PROBLEM TO SOLVE → Exactly as written, please set down all of the entries again, with no pictures.

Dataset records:
>>>
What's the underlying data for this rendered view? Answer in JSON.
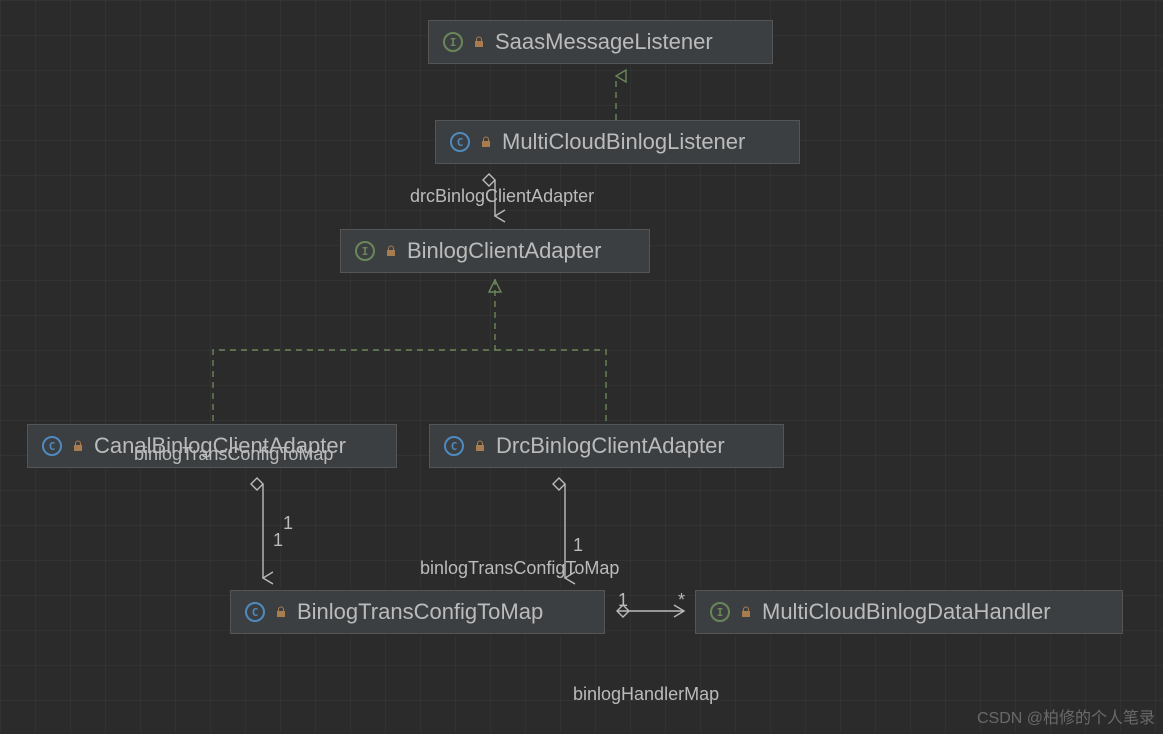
{
  "nodes": {
    "saasMessageListener": {
      "name": "SaasMessageListener",
      "type": "interface"
    },
    "multiCloudBinlogListener": {
      "name": "MultiCloudBinlogListener",
      "type": "class"
    },
    "binlogClientAdapter": {
      "name": "BinlogClientAdapter",
      "type": "interface"
    },
    "canalBinlogClientAdapter": {
      "name": "CanalBinlogClientAdapter",
      "type": "class"
    },
    "drcBinlogClientAdapter": {
      "name": "DrcBinlogClientAdapter",
      "type": "class"
    },
    "binlogTransConfigToMap": {
      "name": "BinlogTransConfigToMap",
      "type": "class"
    },
    "multiCloudBinlogDataHandler": {
      "name": "MultiCloudBinlogDataHandler",
      "type": "interface"
    }
  },
  "edgeLabels": {
    "drcBinlogClientAdapterLabel": "drcBinlogClientAdapter",
    "binlogTransConfigToMapTop": "binlogTransConfigToMap",
    "binlogTransConfigToMapMid": "binlogTransConfigToMap",
    "binlogHandlerMap": "binlogHandlerMap"
  },
  "multiplicities": {
    "one_a": "1",
    "one_b": "1",
    "one_c": "1",
    "one_d": "1",
    "star": "*"
  },
  "watermark": "CSDN @柏修的个人笔录",
  "colors": {
    "bg": "#2b2b2b",
    "boxBg": "#3c3f41",
    "border": "#555555",
    "text": "#bbbbbb",
    "dashedLine": "#6a8759",
    "solidLine": "#bbbbbb",
    "interfaceIcon": "#6a8759",
    "classIcon": "#4e8abf",
    "lock": "#a97c50"
  }
}
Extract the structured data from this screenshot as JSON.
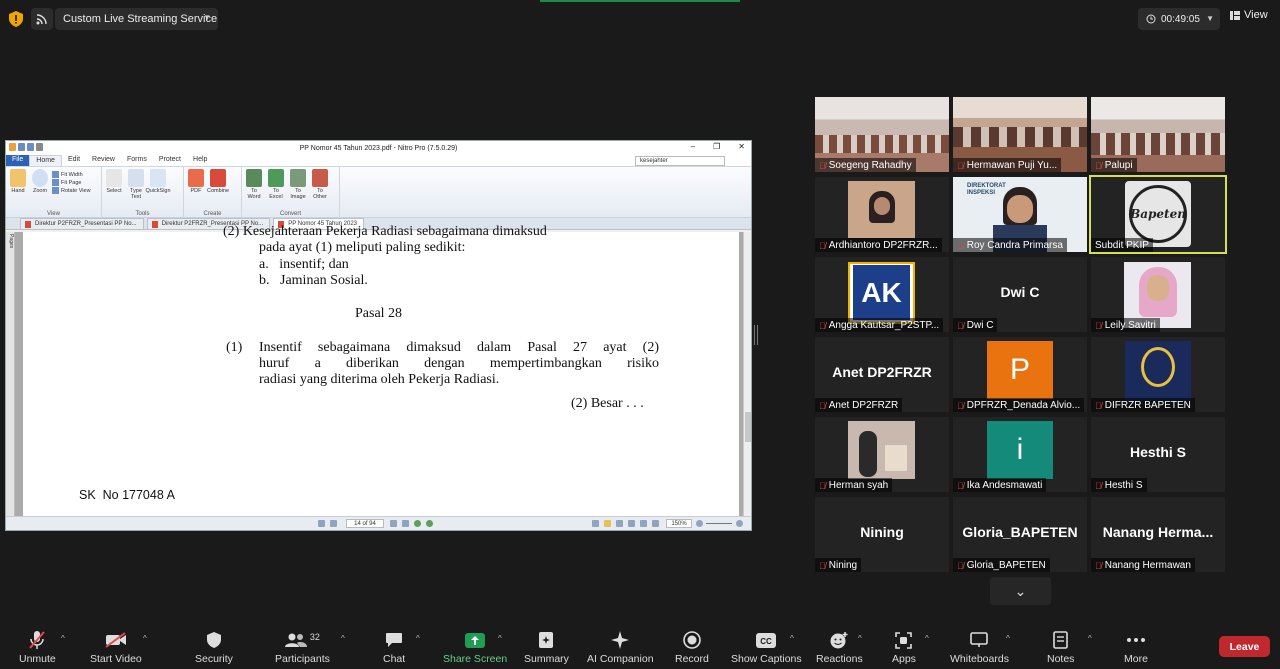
{
  "topbar": {
    "live_label": "Custom Live Streaming Service",
    "timer": "00:49:05",
    "view_label": "View"
  },
  "nitro": {
    "title": "PP Nomor 45 Tahun 2023.pdf - Nitro Pro (7.5.0.29)",
    "menu": [
      "File",
      "Home",
      "Edit",
      "Review",
      "Forms",
      "Protect",
      "Help"
    ],
    "search_value": "kesejahter",
    "ribbon": {
      "view_group": "View",
      "hand": "Hand",
      "zoom": "Zoom",
      "fit_width": "Fit Width",
      "fit_page": "Fit Page",
      "rotate_view": "Rotate View",
      "tools_group": "Tools",
      "select": "Select",
      "type_text": "Type Text",
      "quicksign": "QuickSign",
      "create_group": "Create",
      "pdf": "PDF",
      "combine": "Combine",
      "convert_group": "Convert",
      "to_word": "To Word",
      "to_excel": "To Excel",
      "to_image": "To Image",
      "to_other": "To Other"
    },
    "tabs": [
      "Direktur P2FRZR_Presentasi PP No...",
      "Direktur P2FRZR_Presentasi PP No...",
      "PP Nomor 45 Tahun 2023"
    ],
    "pages_label": "Pages",
    "doc": {
      "line0": "(2)   Kesejahteraan Pekerja Radiasi sebagaimana dimaksud",
      "line1": "pada ayat (1) meliputi paling sedikit:",
      "item_a": "a.   insentif; dan",
      "item_b": "b.   Jaminan Sosial.",
      "heading": "Pasal 28",
      "p_num": "(1)",
      "p_text_1": "Insentif sebagaimana dimaksud dalam Pasal 27 ayat (2)",
      "p_text_2": "huruf a diberikan dengan mempertimbangkan risiko",
      "p_text_3": "radiasi yang diterima oleh Pekerja Radiasi.",
      "next": "(2) Besar . . .",
      "footer": "SK  No 177048 A"
    },
    "page_indicator": "14 of 94",
    "zoom": "150%"
  },
  "gallery": [
    {
      "name": "Soegeng Rahadhy",
      "type": "photo"
    },
    {
      "name": "Hermawan Puji Yu...",
      "type": "photo"
    },
    {
      "name": "Palupi",
      "type": "photo"
    },
    {
      "name": "Ardhiantoro DP2FRZR...",
      "type": "photo"
    },
    {
      "name": "Roy Candra Primarsa",
      "type": "photo"
    },
    {
      "name": "Subdit PKIP",
      "type": "logo",
      "logo_text": "Bapeten"
    },
    {
      "name": "Angga Kautsar_P2STP...",
      "type": "logo",
      "logo_text": "AK"
    },
    {
      "name": "Dwi C",
      "type": "text",
      "big": "Dwi C"
    },
    {
      "name": "Leily Savitri",
      "type": "photo"
    },
    {
      "name": "Anet DP2FRZR",
      "type": "text",
      "big": "Anet DP2FRZR"
    },
    {
      "name": "DPFRZR_Denada Alvio...",
      "type": "letter",
      "letter": "P",
      "color": "#e8730f"
    },
    {
      "name": "DIFRZR BAPETEN",
      "type": "logo"
    },
    {
      "name": "Herman syah",
      "type": "photo"
    },
    {
      "name": "Ika Andesmawati",
      "type": "letter",
      "letter": "i",
      "color": "#138a7a"
    },
    {
      "name": "Hesthi S",
      "type": "text",
      "big": "Hesthi S"
    },
    {
      "name": "Nining",
      "type": "text",
      "big": "Nining"
    },
    {
      "name": "Gloria_BAPETEN",
      "type": "text",
      "big": "Gloria_BAPETEN"
    },
    {
      "name": "Nanang Hermawan",
      "type": "text",
      "big": "Nanang Herma..."
    }
  ],
  "toolbar": {
    "unmute": "Unmute",
    "start_video": "Start Video",
    "security": "Security",
    "participants": "Participants",
    "participants_count": "32",
    "chat": "Chat",
    "share_screen": "Share Screen",
    "summary": "Summary",
    "ai_companion": "AI Companion",
    "record": "Record",
    "show_captions": "Show Captions",
    "reactions": "Reactions",
    "apps": "Apps",
    "whiteboards": "Whiteboards",
    "notes": "Notes",
    "more": "More",
    "leave": "Leave"
  },
  "colors": {
    "leave": "#c0282d",
    "share_screen": "#1f9d55",
    "active_speaker": "#d6e04a"
  }
}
<<<
ANSWER TO THIS TASK →
What's the underlying data for this rendered view? Answer in JSON.
{
  "nodes": {
    "saasMessageListener": {
      "name": "SaasMessageListener",
      "type": "interface"
    },
    "multiCloudBinlogListener": {
      "name": "MultiCloudBinlogListener",
      "type": "class"
    },
    "binlogClientAdapter": {
      "name": "BinlogClientAdapter",
      "type": "interface"
    },
    "canalBinlogClientAdapter": {
      "name": "CanalBinlogClientAdapter",
      "type": "class"
    },
    "drcBinlogClientAdapter": {
      "name": "DrcBinlogClientAdapter",
      "type": "class"
    },
    "binlogTransConfigToMap": {
      "name": "BinlogTransConfigToMap",
      "type": "class"
    },
    "multiCloudBinlogDataHandler": {
      "name": "MultiCloudBinlogDataHandler",
      "type": "interface"
    }
  },
  "edgeLabels": {
    "drcBinlogClientAdapterLabel": "drcBinlogClientAdapter",
    "binlogTransConfigToMapTop": "binlogTransConfigToMap",
    "binlogTransConfigToMapMid": "binlogTransConfigToMap",
    "binlogHandlerMap": "binlogHandlerMap"
  },
  "multiplicities": {
    "one_a": "1",
    "one_b": "1",
    "one_c": "1",
    "one_d": "1",
    "star": "*"
  },
  "watermark": "CSDN @柏修的个人笔录",
  "colors": {
    "bg": "#2b2b2b",
    "boxBg": "#3c3f41",
    "border": "#555555",
    "text": "#bbbbbb",
    "dashedLine": "#6a8759",
    "solidLine": "#bbbbbb",
    "interfaceIcon": "#6a8759",
    "classIcon": "#4e8abf",
    "lock": "#a97c50"
  }
}
Extract the structured data from this screenshot as JSON.
{
  "topbar": {
    "live_label": "Custom Live Streaming Service",
    "timer": "00:49:05",
    "view_label": "View"
  },
  "nitro": {
    "title": "PP Nomor 45 Tahun 2023.pdf - Nitro Pro (7.5.0.29)",
    "menu": [
      "File",
      "Home",
      "Edit",
      "Review",
      "Forms",
      "Protect",
      "Help"
    ],
    "search_value": "kesejahter",
    "ribbon": {
      "view_group": "View",
      "hand": "Hand",
      "zoom": "Zoom",
      "fit_width": "Fit Width",
      "fit_page": "Fit Page",
      "rotate_view": "Rotate View",
      "tools_group": "Tools",
      "select": "Select",
      "type_text": "Type Text",
      "quicksign": "QuickSign",
      "create_group": "Create",
      "pdf": "PDF",
      "combine": "Combine",
      "convert_group": "Convert",
      "to_word": "To Word",
      "to_excel": "To Excel",
      "to_image": "To Image",
      "to_other": "To Other"
    },
    "tabs": [
      "Direktur P2FRZR_Presentasi PP No...",
      "Direktur P2FRZR_Presentasi PP No...",
      "PP Nomor 45 Tahun 2023"
    ],
    "pages_label": "Pages",
    "doc": {
      "line0": "(2)   Kesejahteraan Pekerja Radiasi sebagaimana dimaksud",
      "line1": "pada ayat (1) meliputi paling sedikit:",
      "item_a": "a.   insentif; dan",
      "item_b": "b.   Jaminan Sosial.",
      "heading": "Pasal 28",
      "p_num": "(1)",
      "p_text_1": "Insentif sebagaimana dimaksud dalam Pasal 27 ayat (2)",
      "p_text_2": "huruf a diberikan dengan mempertimbangkan risiko",
      "p_text_3": "radiasi yang diterima oleh Pekerja Radiasi.",
      "next": "(2) Besar . . .",
      "footer": "SK  No 177048 A"
    },
    "page_indicator": "14 of 94",
    "zoom": "150%"
  },
  "gallery": [
    {
      "name": "Soegeng Rahadhy",
      "type": "photo"
    },
    {
      "name": "Hermawan Puji Yu...",
      "type": "photo"
    },
    {
      "name": "Palupi",
      "type": "photo"
    },
    {
      "name": "Ardhiantoro DP2FRZR...",
      "type": "photo"
    },
    {
      "name": "Roy Candra Primarsa",
      "type": "photo"
    },
    {
      "name": "Subdit PKIP",
      "type": "logo",
      "logo_text": "Bapeten"
    },
    {
      "name": "Angga Kautsar_P2STP...",
      "type": "logo",
      "logo_text": "AK"
    },
    {
      "name": "Dwi C",
      "type": "text",
      "big": "Dwi C"
    },
    {
      "name": "Leily Savitri",
      "type": "photo"
    },
    {
      "name": "Anet DP2FRZR",
      "type": "text",
      "big": "Anet DP2FRZR"
    },
    {
      "name": "DPFRZR_Denada Alvio...",
      "type": "letter",
      "letter": "P",
      "color": "#e8730f"
    },
    {
      "name": "DIFRZR BAPETEN",
      "type": "logo"
    },
    {
      "name": "Herman syah",
      "type": "photo"
    },
    {
      "name": "Ika Andesmawati",
      "type": "letter",
      "letter": "i",
      "color": "#138a7a"
    },
    {
      "name": "Hesthi S",
      "type": "text",
      "big": "Hesthi S"
    },
    {
      "name": "Nining",
      "type": "text",
      "big": "Nining"
    },
    {
      "name": "Gloria_BAPETEN",
      "type": "text",
      "big": "Gloria_BAPETEN"
    },
    {
      "name": "Nanang Hermawan",
      "type": "text",
      "big": "Nanang Herma..."
    }
  ],
  "toolbar": {
    "unmute": "Unmute",
    "start_video": "Start Video",
    "security": "Security",
    "participants": "Participants",
    "participants_count": "32",
    "chat": "Chat",
    "share_screen": "Share Screen",
    "summary": "Summary",
    "ai_companion": "AI Companion",
    "record": "Record",
    "show_captions": "Show Captions",
    "reactions": "Reactions",
    "apps": "Apps",
    "whiteboards": "Whiteboards",
    "notes": "Notes",
    "more": "More",
    "leave": "Leave"
  },
  "colors": {
    "leave": "#c0282d",
    "share_screen": "#1f9d55",
    "active_speaker": "#d6e04a"
  }
}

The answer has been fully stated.